======== Supplied records
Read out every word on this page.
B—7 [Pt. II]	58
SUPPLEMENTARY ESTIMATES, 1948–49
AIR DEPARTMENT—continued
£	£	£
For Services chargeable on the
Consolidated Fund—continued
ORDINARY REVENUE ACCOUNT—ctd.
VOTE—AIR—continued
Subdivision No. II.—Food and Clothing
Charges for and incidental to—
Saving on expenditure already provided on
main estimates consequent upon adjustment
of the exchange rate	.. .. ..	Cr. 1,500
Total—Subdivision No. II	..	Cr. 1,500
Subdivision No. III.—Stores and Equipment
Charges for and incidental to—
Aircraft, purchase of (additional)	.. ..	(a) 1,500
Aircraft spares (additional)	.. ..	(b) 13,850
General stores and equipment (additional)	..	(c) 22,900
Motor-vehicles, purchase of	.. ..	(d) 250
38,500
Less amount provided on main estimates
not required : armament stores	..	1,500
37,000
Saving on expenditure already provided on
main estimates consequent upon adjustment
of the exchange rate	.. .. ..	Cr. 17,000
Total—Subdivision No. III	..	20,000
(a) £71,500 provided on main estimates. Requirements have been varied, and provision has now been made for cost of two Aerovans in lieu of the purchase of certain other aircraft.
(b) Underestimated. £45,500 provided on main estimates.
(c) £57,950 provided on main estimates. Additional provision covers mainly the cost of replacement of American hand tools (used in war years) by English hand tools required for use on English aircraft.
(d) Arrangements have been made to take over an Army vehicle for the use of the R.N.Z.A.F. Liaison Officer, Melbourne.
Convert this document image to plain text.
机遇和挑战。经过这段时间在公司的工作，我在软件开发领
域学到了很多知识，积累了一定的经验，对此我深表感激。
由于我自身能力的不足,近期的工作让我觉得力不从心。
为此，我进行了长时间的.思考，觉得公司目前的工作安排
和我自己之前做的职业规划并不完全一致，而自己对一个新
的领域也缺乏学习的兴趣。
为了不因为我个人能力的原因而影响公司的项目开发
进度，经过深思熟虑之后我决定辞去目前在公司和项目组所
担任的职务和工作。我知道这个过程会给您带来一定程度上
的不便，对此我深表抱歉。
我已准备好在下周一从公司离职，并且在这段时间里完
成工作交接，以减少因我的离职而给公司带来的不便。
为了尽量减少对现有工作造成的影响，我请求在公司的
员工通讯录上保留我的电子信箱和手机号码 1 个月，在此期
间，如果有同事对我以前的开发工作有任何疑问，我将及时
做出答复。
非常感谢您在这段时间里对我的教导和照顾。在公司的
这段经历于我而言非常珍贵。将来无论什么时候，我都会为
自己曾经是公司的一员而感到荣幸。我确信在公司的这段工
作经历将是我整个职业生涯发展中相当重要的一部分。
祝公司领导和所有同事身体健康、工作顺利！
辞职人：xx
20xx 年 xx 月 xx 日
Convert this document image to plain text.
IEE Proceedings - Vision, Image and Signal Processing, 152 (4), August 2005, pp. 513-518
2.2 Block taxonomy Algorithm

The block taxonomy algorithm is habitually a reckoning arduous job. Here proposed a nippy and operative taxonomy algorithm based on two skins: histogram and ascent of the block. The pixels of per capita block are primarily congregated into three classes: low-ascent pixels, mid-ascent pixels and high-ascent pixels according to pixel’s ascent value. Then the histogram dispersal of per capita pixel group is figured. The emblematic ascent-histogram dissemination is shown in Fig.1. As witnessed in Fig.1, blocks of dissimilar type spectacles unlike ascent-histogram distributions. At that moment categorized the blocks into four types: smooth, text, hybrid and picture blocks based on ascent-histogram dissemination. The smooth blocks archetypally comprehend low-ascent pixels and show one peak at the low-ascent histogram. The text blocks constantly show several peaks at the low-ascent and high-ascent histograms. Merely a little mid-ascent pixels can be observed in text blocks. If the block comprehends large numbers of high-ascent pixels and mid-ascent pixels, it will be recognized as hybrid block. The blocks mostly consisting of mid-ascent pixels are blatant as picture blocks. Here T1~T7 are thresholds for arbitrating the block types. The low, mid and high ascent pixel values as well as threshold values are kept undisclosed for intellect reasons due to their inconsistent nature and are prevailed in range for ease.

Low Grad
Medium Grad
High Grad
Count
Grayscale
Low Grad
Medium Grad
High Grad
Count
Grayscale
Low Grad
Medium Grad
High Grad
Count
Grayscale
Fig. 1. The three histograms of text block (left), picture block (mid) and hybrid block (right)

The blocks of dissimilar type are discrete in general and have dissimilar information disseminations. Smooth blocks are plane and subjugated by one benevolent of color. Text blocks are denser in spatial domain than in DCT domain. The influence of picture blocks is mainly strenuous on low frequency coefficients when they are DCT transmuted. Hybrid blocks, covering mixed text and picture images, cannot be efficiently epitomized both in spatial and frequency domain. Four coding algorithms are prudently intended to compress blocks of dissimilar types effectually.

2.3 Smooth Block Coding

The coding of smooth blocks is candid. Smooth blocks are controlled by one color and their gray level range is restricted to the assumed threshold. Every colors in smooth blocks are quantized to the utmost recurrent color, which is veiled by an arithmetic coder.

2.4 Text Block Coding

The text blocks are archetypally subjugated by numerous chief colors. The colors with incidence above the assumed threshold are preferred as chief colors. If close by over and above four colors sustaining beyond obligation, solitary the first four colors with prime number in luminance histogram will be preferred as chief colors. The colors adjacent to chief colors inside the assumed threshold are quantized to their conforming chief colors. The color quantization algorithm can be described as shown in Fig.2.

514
================
Copy all of the data exactly.

Read out every word on this page.
B—7 [Pt. II]	58
SUPPLEMENTARY ESTIMATES, 1948–49
AIR DEPARTMENT—continued
£	£	£
For Services chargeable on the
Consolidated Fund—continued
ORDINARY REVENUE ACCOUNT—ctd.
VOTE—AIR—continued
Subdivision No. II.—Food and Clothing
Charges for and incidental to—
Saving on expenditure already provided on
main estimates consequent upon adjustment
of the exchange rate	.. .. ..	Cr. 1,500
Total—Subdivision No. II	..	Cr. 1,500
Subdivision No. III.—Stores and Equipment
Charges for and incidental to—
Aircraft, purchase of (additional)	.. ..	(a) 1,500
Aircraft spares (additional)	.. ..	(b) 13,850
General stores and equipment (additional)	..	(c) 22,900
Motor-vehicles, purchase of	.. ..	(d) 250
38,500
Less amount provided on main estimates
not required : armament stores	..	1,500
37,000
Saving on expenditure already provided on
main estimates consequent upon adjustment
of the exchange rate	.. .. ..	Cr. 17,000
Total—Subdivision No. III	..	20,000
(a) £71,500 provided on main estimates. Requirements have been varied, and provision has now been made for cost of two Aerovans in lieu of the purchase of certain other aircraft.
(b) Underestimated. £45,500 provided on main estimates.
(c) £57,950 provided on main estimates. Additional provision covers mainly the cost of replacement of American hand tools (used in war years) by English hand tools required for use on English aircraft.
(d) Arrangements have been made to take over an Army vehicle for the use of the R.N.Z.A.F. Liaison Officer, Melbourne.
Convert this document image to plain text.
机遇和挑战。经过这段时间在公司的工作，我在软件开发领
域学到了很多知识，积累了一定的经验，对此我深表感激。
由于我自身能力的不足,近期的工作让我觉得力不从心。
为此，我进行了长时间的.思考，觉得公司目前的工作安排
和我自己之前做的职业规划并不完全一致，而自己对一个新
的领域也缺乏学习的兴趣。
为了不因为我个人能力的原因而影响公司的项目开发
进度，经过深思熟虑之后我决定辞去目前在公司和项目组所
担任的职务和工作。我知道这个过程会给您带来一定程度上
的不便，对此我深表抱歉。
我已准备好在下周一从公司离职，并且在这段时间里完
成工作交接，以减少因我的离职而给公司带来的不便。
为了尽量减少对现有工作造成的影响，我请求在公司的
员工通讯录上保留我的电子信箱和手机号码 1 个月，在此期
间，如果有同事对我以前的开发工作有任何疑问，我将及时
做出答复。
非常感谢您在这段时间里对我的教导和照顾。在公司的
这段经历于我而言非常珍贵。将来无论什么时候，我都会为
自己曾经是公司的一员而感到荣幸。我确信在公司的这段工
作经历将是我整个职业生涯发展中相当重要的一部分。
祝公司领导和所有同事身体健康、工作顺利！
辞职人：xx
20xx 年 xx 月 xx 日
Convert this document image to plain text.
IEE Proceedings - Vision, Image and Signal Processing, 152 (4), August 2005, pp. 513-518
2.2 Block taxonomy Algorithm

The block taxonomy algorithm is habitually a reckoning arduous job. Here proposed a nippy and operative taxonomy algorithm based on two skins: histogram and ascent of the block. The pixels of per capita block are primarily congregated into three classes: low-ascent pixels, mid-ascent pixels and high-ascent pixels according to pixel’s ascent value. Then the histogram dispersal of per capita pixel group is figured. The emblematic ascent-histogram dissemination is shown in Fig.1. As witnessed in Fig.1, blocks of dissimilar type spectacles unlike ascent-histogram distributions. At that moment categorized the blocks into four types: smooth, text, hybrid and picture blocks based on ascent-histogram dissemination. The smooth blocks archetypally comprehend low-ascent pixels and show one peak at the low-ascent histogram. The text blocks constantly show several peaks at the low-ascent and high-ascent histograms. Merely a little mid-ascent pixels can be observed in text blocks. If the block comprehends large numbers of high-ascent pixels and mid-ascent pixels, it will be recognized as hybrid block. The blocks mostly consisting of mid-ascent pixels are blatant as picture blocks. Here T1~T7 are thresholds for arbitrating the block types. The low, mid and high ascent pixel values as well as threshold values are kept undisclosed for intellect reasons due to their inconsistent nature and are prevailed in range for ease.

Low Grad
Medium Grad
High Grad
Count
Grayscale
Low Grad
Medium Grad
High Grad
Count
Grayscale
Low Grad
Medium Grad
High Grad
Count
Grayscale
Fig. 1. The three histograms of text block (left), picture block (mid) and hybrid block (right)

The blocks of dissimilar type are discrete in general and have dissimilar information disseminations. Smooth blocks are plane and subjugated by one benevolent of color. Text blocks are denser in spatial domain than in DCT domain. The influence of picture blocks is mainly strenuous on low frequency coefficients when they are DCT transmuted. Hybrid blocks, covering mixed text and picture images, cannot be efficiently epitomized both in spatial and frequency domain. Four coding algorithms are prudently intended to compress blocks of dissimilar types effectually.

2.3 Smooth Block Coding

The coding of smooth blocks is candid. Smooth blocks are controlled by one color and their gray level range is restricted to the assumed threshold. Every colors in smooth blocks are quantized to the utmost recurrent color, which is veiled by an arithmetic coder.

2.4 Text Block Coding

The text blocks are archetypally subjugated by numerous chief colors. The colors with incidence above the assumed threshold are preferred as chief colors. If close by over and above four colors sustaining beyond obligation, solitary the first four colors with prime number in luminance histogram will be preferred as chief colors. The colors adjacent to chief colors inside the assumed threshold are quantized to their conforming chief colors. The color quantization algorithm can be described as shown in Fig.2.

514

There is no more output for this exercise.